■ Task to carry out: The required output is a single number: how many lines of the material contain the string "разработку".

■ Supplied information:
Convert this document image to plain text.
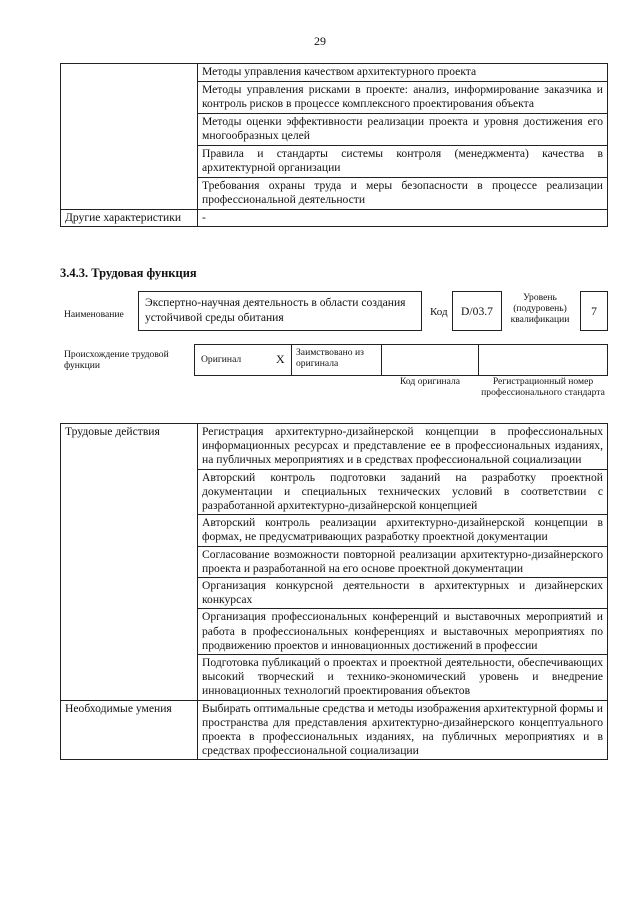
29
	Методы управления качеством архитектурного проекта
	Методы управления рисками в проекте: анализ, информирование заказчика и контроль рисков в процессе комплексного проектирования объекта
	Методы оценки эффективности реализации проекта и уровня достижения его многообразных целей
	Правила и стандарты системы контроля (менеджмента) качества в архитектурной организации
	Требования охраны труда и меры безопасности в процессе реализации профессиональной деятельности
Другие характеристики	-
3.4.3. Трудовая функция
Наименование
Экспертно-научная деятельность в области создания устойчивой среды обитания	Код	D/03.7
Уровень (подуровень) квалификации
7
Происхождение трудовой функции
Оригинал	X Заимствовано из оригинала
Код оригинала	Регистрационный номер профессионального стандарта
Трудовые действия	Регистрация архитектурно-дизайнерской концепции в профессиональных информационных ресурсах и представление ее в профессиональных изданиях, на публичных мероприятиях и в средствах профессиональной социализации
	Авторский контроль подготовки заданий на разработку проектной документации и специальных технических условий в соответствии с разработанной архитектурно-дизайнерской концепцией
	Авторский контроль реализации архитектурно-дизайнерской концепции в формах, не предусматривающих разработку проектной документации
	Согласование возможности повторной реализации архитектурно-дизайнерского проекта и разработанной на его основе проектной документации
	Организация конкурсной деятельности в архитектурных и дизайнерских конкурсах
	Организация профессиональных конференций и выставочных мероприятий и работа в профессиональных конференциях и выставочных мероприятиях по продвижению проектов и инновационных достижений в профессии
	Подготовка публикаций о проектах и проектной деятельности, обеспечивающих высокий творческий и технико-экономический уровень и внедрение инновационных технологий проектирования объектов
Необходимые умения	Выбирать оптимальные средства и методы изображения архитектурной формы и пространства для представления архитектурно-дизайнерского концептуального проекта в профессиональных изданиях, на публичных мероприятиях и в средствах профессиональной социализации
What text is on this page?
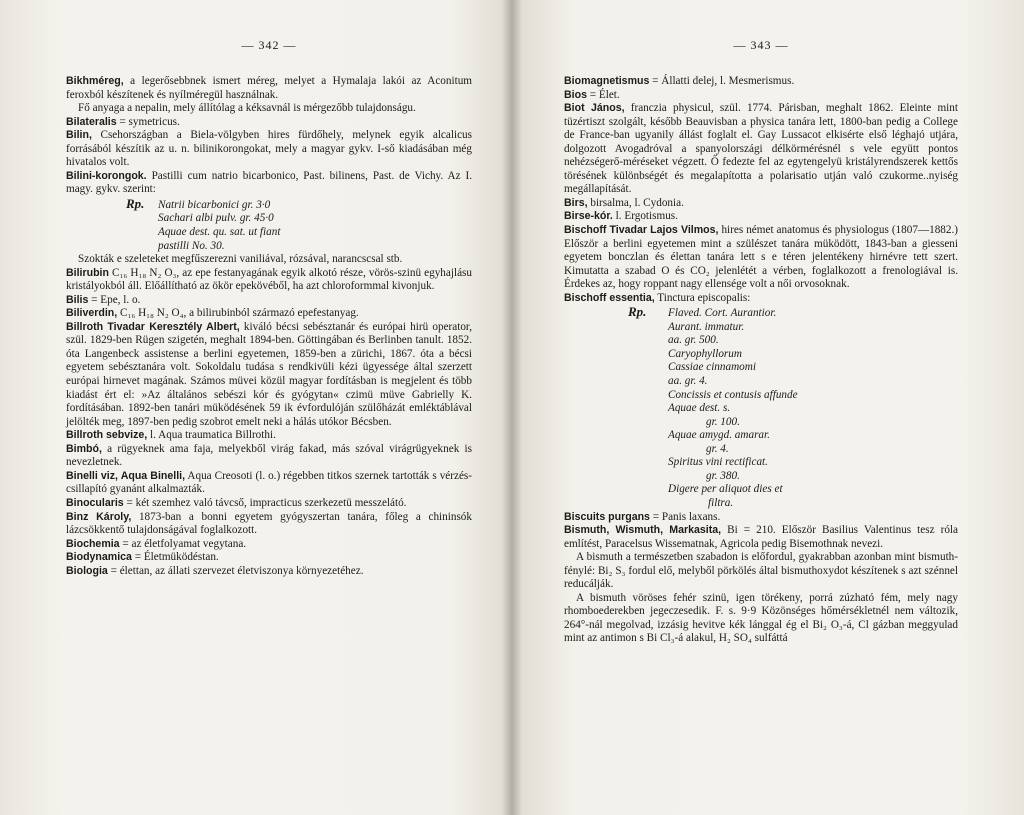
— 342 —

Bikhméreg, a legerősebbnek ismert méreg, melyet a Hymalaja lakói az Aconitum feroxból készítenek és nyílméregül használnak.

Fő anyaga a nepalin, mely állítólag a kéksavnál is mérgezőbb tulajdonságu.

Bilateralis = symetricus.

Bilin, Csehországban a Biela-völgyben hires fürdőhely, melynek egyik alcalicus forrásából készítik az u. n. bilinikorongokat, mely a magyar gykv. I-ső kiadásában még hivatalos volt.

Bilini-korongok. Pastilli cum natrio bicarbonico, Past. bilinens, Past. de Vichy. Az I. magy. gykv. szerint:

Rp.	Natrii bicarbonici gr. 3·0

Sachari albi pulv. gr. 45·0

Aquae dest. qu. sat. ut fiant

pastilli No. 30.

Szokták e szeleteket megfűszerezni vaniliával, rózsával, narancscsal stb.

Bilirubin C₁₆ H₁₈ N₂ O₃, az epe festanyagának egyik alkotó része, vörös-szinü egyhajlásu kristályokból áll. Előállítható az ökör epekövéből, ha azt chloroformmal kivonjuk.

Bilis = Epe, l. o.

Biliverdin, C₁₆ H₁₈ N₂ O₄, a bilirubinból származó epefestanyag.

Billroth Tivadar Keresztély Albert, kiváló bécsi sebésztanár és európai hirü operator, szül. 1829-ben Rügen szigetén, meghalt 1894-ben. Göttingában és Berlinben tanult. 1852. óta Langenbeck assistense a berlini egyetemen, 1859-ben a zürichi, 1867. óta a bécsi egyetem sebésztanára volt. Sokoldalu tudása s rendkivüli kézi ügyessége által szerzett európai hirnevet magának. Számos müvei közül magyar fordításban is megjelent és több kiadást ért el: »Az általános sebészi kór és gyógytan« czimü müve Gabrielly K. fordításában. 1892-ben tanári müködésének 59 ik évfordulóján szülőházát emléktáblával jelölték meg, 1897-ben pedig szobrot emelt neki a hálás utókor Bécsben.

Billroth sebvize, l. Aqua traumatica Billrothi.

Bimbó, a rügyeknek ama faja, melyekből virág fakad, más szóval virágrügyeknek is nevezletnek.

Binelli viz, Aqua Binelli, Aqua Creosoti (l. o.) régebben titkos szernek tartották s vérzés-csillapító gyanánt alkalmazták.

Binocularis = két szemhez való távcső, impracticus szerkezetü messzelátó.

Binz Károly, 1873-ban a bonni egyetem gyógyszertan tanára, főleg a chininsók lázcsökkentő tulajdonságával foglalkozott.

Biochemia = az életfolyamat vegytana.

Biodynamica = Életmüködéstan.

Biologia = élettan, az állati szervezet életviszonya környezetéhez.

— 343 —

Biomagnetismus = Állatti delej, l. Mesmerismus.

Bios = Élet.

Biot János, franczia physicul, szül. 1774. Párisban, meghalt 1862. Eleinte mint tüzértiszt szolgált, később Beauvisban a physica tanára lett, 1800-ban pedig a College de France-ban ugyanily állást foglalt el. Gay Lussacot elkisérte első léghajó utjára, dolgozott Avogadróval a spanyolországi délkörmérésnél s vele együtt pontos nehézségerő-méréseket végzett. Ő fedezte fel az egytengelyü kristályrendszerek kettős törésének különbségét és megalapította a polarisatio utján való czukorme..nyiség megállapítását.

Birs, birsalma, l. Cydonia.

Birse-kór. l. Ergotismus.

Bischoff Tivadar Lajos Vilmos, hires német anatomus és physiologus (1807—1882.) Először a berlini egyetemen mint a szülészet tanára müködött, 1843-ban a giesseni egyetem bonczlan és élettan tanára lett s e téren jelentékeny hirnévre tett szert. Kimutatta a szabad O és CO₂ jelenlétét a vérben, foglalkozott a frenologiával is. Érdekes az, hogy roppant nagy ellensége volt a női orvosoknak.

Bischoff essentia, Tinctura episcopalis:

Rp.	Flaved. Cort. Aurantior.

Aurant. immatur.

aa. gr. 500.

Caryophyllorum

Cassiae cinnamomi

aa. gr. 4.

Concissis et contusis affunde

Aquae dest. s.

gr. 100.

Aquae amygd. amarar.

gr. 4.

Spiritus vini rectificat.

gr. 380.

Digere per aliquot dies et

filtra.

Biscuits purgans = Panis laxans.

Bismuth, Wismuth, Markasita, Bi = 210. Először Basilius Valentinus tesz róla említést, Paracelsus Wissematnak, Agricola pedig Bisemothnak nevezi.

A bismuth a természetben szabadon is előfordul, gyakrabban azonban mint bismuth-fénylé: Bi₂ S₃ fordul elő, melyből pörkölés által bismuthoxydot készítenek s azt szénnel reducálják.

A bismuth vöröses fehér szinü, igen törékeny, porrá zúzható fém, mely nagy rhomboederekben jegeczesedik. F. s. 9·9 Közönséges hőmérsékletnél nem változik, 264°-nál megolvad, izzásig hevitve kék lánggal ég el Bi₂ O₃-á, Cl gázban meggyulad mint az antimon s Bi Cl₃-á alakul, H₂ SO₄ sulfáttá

■ Reply to the exercise: 2